# START OF RECORDS SHOWN
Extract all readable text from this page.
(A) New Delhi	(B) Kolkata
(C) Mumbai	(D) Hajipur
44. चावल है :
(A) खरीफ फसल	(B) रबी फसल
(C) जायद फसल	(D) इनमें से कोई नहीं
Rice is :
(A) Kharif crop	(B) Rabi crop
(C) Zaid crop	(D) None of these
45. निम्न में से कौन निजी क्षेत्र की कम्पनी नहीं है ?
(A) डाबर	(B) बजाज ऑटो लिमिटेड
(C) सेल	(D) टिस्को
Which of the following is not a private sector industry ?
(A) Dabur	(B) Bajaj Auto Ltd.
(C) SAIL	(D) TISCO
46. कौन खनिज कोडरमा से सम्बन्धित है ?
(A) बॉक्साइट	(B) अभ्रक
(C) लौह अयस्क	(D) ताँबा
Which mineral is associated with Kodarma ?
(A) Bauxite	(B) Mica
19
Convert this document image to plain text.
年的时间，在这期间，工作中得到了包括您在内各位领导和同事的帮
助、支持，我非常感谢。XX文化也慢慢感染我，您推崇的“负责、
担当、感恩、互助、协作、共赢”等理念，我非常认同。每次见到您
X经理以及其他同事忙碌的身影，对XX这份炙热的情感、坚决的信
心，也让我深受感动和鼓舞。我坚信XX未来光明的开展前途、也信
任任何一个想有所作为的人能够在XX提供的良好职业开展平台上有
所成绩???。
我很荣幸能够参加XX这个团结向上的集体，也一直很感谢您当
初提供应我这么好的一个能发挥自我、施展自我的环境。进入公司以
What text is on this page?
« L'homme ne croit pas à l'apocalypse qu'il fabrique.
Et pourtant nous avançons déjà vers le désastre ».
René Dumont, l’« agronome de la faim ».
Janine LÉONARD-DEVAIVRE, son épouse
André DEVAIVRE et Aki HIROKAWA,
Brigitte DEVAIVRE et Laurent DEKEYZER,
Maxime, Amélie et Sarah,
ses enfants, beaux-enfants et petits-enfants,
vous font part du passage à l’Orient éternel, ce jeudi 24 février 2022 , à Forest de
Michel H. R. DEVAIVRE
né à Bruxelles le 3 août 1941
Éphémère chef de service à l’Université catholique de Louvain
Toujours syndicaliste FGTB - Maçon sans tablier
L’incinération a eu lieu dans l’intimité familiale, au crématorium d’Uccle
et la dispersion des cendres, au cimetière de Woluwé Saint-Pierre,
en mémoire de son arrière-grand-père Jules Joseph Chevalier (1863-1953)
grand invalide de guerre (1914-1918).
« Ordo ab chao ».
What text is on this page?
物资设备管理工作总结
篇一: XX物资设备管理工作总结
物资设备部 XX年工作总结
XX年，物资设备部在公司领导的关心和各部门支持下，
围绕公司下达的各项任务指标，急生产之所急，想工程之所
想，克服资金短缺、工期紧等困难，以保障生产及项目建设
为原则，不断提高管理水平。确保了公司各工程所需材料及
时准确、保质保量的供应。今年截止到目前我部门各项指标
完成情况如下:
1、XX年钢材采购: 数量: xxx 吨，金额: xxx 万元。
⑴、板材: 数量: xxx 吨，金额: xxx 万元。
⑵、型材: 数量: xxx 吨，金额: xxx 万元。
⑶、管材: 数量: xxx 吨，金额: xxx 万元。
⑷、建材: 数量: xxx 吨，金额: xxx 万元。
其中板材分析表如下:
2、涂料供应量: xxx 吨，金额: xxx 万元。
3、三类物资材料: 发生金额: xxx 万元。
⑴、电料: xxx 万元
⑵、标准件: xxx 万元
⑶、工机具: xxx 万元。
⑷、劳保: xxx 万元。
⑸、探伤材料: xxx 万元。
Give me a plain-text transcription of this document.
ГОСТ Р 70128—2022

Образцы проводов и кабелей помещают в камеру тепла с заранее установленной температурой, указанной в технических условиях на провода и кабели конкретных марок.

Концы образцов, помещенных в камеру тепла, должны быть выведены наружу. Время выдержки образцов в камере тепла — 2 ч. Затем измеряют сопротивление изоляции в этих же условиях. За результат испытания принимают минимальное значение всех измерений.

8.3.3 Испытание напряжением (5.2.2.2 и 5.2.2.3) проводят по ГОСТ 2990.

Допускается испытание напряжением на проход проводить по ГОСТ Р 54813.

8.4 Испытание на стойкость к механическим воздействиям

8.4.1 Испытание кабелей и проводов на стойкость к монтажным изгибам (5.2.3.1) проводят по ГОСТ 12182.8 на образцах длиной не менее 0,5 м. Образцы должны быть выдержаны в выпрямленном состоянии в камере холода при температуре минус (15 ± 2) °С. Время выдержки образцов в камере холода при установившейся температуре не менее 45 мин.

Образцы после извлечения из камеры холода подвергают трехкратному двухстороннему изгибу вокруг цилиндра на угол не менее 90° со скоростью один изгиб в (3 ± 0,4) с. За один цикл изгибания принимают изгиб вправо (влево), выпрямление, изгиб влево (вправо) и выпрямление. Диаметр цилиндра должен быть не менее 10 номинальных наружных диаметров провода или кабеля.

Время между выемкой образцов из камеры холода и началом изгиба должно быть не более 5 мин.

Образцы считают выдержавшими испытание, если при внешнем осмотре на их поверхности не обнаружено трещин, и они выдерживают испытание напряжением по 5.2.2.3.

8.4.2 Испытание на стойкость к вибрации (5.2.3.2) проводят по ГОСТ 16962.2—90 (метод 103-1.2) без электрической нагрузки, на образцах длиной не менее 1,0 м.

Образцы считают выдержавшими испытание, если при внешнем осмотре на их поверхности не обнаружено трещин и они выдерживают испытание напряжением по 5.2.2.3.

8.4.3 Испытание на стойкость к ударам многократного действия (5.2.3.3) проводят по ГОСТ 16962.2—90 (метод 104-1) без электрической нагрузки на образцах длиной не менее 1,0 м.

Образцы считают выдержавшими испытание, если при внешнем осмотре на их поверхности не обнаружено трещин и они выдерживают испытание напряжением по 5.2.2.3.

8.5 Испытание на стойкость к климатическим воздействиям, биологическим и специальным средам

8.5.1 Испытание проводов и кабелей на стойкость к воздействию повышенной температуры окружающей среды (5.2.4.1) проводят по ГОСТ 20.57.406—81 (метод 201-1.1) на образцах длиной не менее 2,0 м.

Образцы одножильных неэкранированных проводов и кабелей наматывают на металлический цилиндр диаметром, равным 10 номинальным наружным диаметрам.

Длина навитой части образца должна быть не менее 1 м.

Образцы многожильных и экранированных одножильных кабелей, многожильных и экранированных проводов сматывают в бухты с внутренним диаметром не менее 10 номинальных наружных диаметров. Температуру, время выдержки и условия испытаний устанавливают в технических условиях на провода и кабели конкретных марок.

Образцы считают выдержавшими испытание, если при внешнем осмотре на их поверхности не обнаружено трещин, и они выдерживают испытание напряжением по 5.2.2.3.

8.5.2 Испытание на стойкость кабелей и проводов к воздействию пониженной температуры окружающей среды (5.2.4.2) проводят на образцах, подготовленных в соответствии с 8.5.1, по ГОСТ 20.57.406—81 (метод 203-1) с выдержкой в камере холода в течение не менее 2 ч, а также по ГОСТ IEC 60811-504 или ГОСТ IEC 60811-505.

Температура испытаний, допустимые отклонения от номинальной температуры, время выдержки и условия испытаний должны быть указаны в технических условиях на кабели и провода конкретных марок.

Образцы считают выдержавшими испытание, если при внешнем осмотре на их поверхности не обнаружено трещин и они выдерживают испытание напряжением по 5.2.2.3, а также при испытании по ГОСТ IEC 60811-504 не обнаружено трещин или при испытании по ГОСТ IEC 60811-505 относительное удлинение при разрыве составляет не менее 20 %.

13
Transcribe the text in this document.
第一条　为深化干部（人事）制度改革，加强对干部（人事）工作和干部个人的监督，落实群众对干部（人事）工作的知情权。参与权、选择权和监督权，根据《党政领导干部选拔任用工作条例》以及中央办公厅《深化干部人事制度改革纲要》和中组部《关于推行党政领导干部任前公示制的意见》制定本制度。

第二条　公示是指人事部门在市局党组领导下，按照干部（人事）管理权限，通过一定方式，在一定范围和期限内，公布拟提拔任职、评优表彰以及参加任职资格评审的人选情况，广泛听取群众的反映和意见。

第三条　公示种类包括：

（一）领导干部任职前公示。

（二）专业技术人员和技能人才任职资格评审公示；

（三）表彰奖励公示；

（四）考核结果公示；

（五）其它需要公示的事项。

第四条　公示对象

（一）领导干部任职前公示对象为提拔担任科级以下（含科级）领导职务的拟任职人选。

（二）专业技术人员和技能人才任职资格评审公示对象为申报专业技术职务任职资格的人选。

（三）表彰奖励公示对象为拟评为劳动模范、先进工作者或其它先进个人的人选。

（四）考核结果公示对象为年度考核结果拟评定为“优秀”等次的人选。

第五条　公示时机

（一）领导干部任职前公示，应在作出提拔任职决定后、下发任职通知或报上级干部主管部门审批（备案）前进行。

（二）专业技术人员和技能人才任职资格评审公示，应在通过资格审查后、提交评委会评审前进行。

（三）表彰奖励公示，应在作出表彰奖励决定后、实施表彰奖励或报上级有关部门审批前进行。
# END OF RECORDS SHOWN
WHAT TO WORK ON: Copy each line above containing the string "воздействиям".

OUTPUT FOR THIS TASK:
8.4 Испытание на стойкость к механическим воздействиям
8.5 Испытание на стойкость к климатическим воздействиям, биологическим и специальным средам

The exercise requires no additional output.